■ **RECORDS FOR THIS EXERCISE**
:::

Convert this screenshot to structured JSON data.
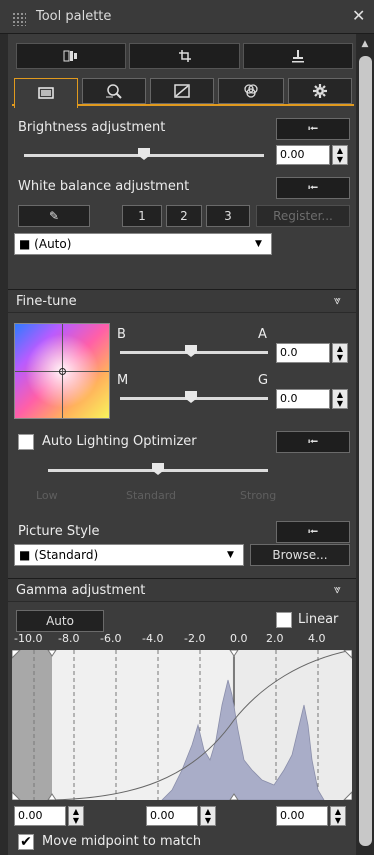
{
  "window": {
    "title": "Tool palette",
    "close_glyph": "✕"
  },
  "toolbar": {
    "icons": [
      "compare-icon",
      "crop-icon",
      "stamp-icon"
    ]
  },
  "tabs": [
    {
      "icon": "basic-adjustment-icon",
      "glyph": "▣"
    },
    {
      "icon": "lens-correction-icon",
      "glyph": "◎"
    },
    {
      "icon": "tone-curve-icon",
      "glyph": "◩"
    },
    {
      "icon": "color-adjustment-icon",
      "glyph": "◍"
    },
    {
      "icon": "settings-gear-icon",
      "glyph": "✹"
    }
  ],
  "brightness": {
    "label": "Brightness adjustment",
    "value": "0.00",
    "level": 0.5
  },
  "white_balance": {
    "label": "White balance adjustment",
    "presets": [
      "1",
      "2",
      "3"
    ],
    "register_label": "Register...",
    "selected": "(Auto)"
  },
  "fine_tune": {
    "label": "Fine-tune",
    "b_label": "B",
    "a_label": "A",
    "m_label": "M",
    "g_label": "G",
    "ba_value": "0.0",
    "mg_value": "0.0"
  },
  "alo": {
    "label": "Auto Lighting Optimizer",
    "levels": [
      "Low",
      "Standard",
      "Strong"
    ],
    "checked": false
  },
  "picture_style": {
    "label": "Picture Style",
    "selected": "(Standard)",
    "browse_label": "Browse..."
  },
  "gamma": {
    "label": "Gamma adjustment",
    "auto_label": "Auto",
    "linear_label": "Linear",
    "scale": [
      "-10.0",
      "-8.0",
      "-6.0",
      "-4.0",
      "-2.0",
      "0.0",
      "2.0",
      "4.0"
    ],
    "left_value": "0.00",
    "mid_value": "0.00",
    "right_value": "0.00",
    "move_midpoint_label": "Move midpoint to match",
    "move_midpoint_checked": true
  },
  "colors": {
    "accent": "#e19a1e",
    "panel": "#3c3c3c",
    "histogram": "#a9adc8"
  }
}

:::

■ **EXERCISE REQUIREMENTS**
Reproduce all of the data exactly, omitting each picture it holds.

■ **IN RESPONSE**
Convert this screenshot to structured JSON data.
{
  "window": {
    "title": "Tool palette",
    "close_glyph": "✕"
  },
  "toolbar": {
    "icons": [
      "compare-icon",
      "crop-icon",
      "stamp-icon"
    ]
  },
  "tabs": [
    {
      "icon": "basic-adjustment-icon",
      "glyph": "▣"
    },
    {
      "icon": "lens-correction-icon",
      "glyph": "◎"
    },
    {
      "icon": "tone-curve-icon",
      "glyph": "◩"
    },
    {
      "icon": "color-adjustment-icon",
      "glyph": "◍"
    },
    {
      "icon": "settings-gear-icon",
      "glyph": "✹"
    }
  ],
  "brightness": {
    "label": "Brightness adjustment",
    "value": "0.00",
    "level": 0.5
  },
  "white_balance": {
    "label": "White balance adjustment",
    "presets": [
      "1",
      "2",
      "3"
    ],
    "register_label": "Register...",
    "selected": "(Auto)"
  },
  "fine_tune": {
    "label": "Fine-tune",
    "b_label": "B",
    "a_label": "A",
    "m_label": "M",
    "g_label": "G",
    "ba_value": "0.0",
    "mg_value": "0.0"
  },
  "alo": {
    "label": "Auto Lighting Optimizer",
    "levels": [
      "Low",
      "Standard",
      "Strong"
    ],
    "checked": false
  },
  "picture_style": {
    "label": "Picture Style",
    "selected": "(Standard)",
    "browse_label": "Browse..."
  },
  "gamma": {
    "label": "Gamma adjustment",
    "auto_label": "Auto",
    "linear_label": "Linear",
    "scale": [
      "-10.0",
      "-8.0",
      "-6.0",
      "-4.0",
      "-2.0",
      "0.0",
      "2.0",
      "4.0"
    ],
    "left_value": "0.00",
    "mid_value": "0.00",
    "right_value": "0.00",
    "move_midpoint_label": "Move midpoint to match",
    "move_midpoint_checked": true
  },
  "colors": {
    "accent": "#e19a1e",
    "panel": "#3c3c3c",
    "histogram": "#a9adc8"
  }
}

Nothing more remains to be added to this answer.